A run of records
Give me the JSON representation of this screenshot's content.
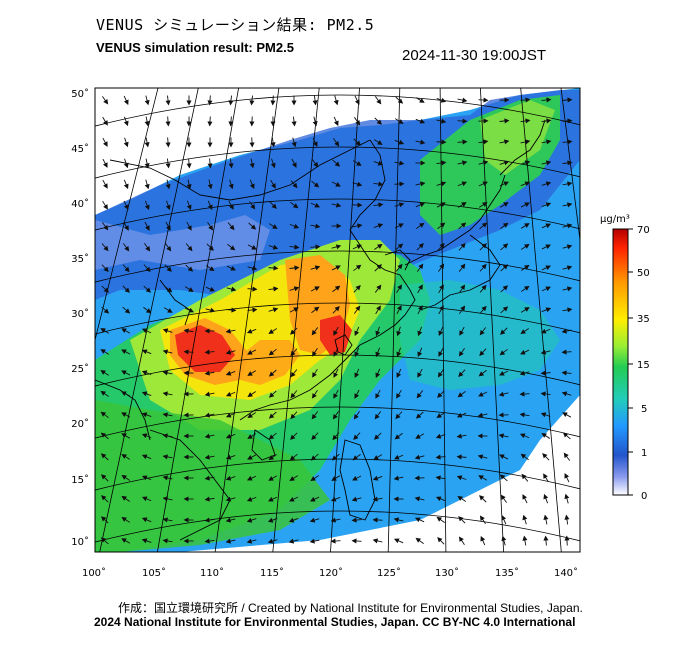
{
  "header": {
    "title_ja": "VENUS シミュレーション結果: PM2.5",
    "title_en": "VENUS simulation result: PM2.5",
    "datetime": "2024-11-30 19:00JST"
  },
  "map": {
    "lat_labels": [
      "50˚",
      "45˚",
      "40˚",
      "35˚",
      "30˚",
      "25˚",
      "20˚",
      "15˚",
      "10˚"
    ],
    "lon_labels": [
      "100˚",
      "105˚",
      "110˚",
      "115˚",
      "120˚",
      "125˚",
      "130˚",
      "135˚",
      "140˚"
    ]
  },
  "colorbar": {
    "unit": "μg/m³",
    "ticks": [
      "70",
      "50",
      "35",
      "15",
      "5",
      "1",
      "0"
    ],
    "colors": [
      "#b30000",
      "#ff3300",
      "#ff9900",
      "#ffee00",
      "#99ee33",
      "#22cc55",
      "#22ccbb",
      "#2299ff",
      "#2255cc",
      "#8899ee",
      "#ffffff"
    ]
  },
  "footer": {
    "credit": "作成：国立環境研究所 / Created by National Institute for Environmental Studies, Japan.",
    "copyright": "2024 National Institute for Environmental Studies, Japan. CC BY-NC 4.0 International"
  }
}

● **OBJECTIVE**
Give every line above again exactly, with no pictures.

● **ANSWER TO THE PROBLEM**
Give me the JSON representation of this screenshot's content.
{
  "header": {
    "title_ja": "VENUS シミュレーション結果: PM2.5",
    "title_en": "VENUS simulation result: PM2.5",
    "datetime": "2024-11-30 19:00JST"
  },
  "map": {
    "lat_labels": [
      "50˚",
      "45˚",
      "40˚",
      "35˚",
      "30˚",
      "25˚",
      "20˚",
      "15˚",
      "10˚"
    ],
    "lon_labels": [
      "100˚",
      "105˚",
      "110˚",
      "115˚",
      "120˚",
      "125˚",
      "130˚",
      "135˚",
      "140˚"
    ]
  },
  "colorbar": {
    "unit": "μg/m³",
    "ticks": [
      "70",
      "50",
      "35",
      "15",
      "5",
      "1",
      "0"
    ],
    "colors": [
      "#b30000",
      "#ff3300",
      "#ff9900",
      "#ffee00",
      "#99ee33",
      "#22cc55",
      "#22ccbb",
      "#2299ff",
      "#2255cc",
      "#8899ee",
      "#ffffff"
    ]
  },
  "footer": {
    "credit": "作成：国立環境研究所 / Created by National Institute for Environmental Studies, Japan.",
    "copyright": "2024 National Institute for Environmental Studies, Japan. CC BY-NC 4.0 International"
  }
}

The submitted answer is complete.